Stated task — Repeat the whole of the data, keeping every detail the same.

Available records —

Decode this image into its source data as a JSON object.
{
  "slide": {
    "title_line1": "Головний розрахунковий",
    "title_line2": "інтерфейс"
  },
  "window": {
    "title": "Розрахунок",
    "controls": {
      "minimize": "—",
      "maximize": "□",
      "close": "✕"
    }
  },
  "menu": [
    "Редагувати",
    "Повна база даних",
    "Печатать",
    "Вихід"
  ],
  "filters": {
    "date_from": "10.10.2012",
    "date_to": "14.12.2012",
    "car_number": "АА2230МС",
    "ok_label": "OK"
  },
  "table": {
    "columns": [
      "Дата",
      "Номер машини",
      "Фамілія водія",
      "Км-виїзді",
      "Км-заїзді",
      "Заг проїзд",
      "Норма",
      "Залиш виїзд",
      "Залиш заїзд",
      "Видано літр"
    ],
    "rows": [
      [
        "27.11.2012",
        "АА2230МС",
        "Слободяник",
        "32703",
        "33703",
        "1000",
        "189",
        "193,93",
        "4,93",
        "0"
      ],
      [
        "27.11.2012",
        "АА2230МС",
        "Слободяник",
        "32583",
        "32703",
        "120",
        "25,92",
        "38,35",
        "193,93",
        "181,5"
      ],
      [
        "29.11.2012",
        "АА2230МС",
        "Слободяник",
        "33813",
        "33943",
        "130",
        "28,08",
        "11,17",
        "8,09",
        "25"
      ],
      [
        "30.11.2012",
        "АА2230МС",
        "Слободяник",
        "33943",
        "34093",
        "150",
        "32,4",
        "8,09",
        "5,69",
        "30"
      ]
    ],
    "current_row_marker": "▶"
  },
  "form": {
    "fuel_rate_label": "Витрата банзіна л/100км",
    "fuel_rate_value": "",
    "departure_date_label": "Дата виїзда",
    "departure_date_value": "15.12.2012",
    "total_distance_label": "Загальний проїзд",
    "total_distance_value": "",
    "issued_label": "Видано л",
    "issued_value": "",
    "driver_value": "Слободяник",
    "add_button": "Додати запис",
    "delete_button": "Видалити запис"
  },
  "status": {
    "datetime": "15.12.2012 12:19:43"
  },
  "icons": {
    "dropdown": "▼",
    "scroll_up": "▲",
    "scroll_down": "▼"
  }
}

Solution for this task —
Decode this image into its source data as a JSON object.
{
  "slide": {
    "title_line1": "Головний розрахунковий",
    "title_line2": "інтерфейс"
  },
  "window": {
    "title": "Розрахунок",
    "controls": {
      "minimize": "—",
      "maximize": "□",
      "close": "✕"
    }
  },
  "menu": [
    "Редагувати",
    "Повна база даних",
    "Печатать",
    "Вихід"
  ],
  "filters": {
    "date_from": "10.10.2012",
    "date_to": "14.12.2012",
    "car_number": "АА2230МС",
    "ok_label": "OK"
  },
  "table": {
    "columns": [
      "Дата",
      "Номер машини",
      "Фамілія водія",
      "Км-виїзді",
      "Км-заїзді",
      "Заг проїзд",
      "Норма",
      "Залиш виїзд",
      "Залиш заїзд",
      "Видано літр"
    ],
    "rows": [
      [
        "27.11.2012",
        "АА2230МС",
        "Слободяник",
        "32703",
        "33703",
        "1000",
        "189",
        "193,93",
        "4,93",
        "0"
      ],
      [
        "27.11.2012",
        "АА2230МС",
        "Слободяник",
        "32583",
        "32703",
        "120",
        "25,92",
        "38,35",
        "193,93",
        "181,5"
      ],
      [
        "29.11.2012",
        "АА2230МС",
        "Слободяник",
        "33813",
        "33943",
        "130",
        "28,08",
        "11,17",
        "8,09",
        "25"
      ],
      [
        "30.11.2012",
        "АА2230МС",
        "Слободяник",
        "33943",
        "34093",
        "150",
        "32,4",
        "8,09",
        "5,69",
        "30"
      ]
    ],
    "current_row_marker": "▶"
  },
  "form": {
    "fuel_rate_label": "Витрата банзіна л/100км",
    "fuel_rate_value": "",
    "departure_date_label": "Дата виїзда",
    "departure_date_value": "15.12.2012",
    "total_distance_label": "Загальний проїзд",
    "total_distance_value": "",
    "issued_label": "Видано л",
    "issued_value": "",
    "driver_value": "Слободяник",
    "add_button": "Додати запис",
    "delete_button": "Видалити запис"
  },
  "status": {
    "datetime": "15.12.2012 12:19:43"
  },
  "icons": {
    "dropdown": "▼",
    "scroll_up": "▲",
    "scroll_down": "▼"
  }
}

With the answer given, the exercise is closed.